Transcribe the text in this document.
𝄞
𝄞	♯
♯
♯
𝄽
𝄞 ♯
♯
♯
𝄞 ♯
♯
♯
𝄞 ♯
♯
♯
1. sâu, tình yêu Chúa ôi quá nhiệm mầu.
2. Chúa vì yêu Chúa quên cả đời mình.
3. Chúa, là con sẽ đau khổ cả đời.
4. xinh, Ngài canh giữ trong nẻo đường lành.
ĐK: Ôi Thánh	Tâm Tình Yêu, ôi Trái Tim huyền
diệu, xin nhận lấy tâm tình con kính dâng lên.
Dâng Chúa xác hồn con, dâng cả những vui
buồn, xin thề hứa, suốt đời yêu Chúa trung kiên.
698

#### What is expected
Take the listing above and write it out again exactly.

#### Correct output
Transcribe the text in this document.
𝄞
𝄞	♯
♯
♯
𝄽
𝄞 ♯
♯
♯
𝄞 ♯
♯
♯
𝄞 ♯
♯
♯
1. sâu, tình yêu Chúa ôi quá nhiệm mầu.
2. Chúa vì yêu Chúa quên cả đời mình.
3. Chúa, là con sẽ đau khổ cả đời.
4. xinh, Ngài canh giữ trong nẻo đường lành.
ĐK: Ôi Thánh	Tâm Tình Yêu, ôi Trái Tim huyền
diệu, xin nhận lấy tâm tình con kính dâng lên.
Dâng Chúa xác hồn con, dâng cả những vui
buồn, xin thề hứa, suốt đời yêu Chúa trung kiên.
698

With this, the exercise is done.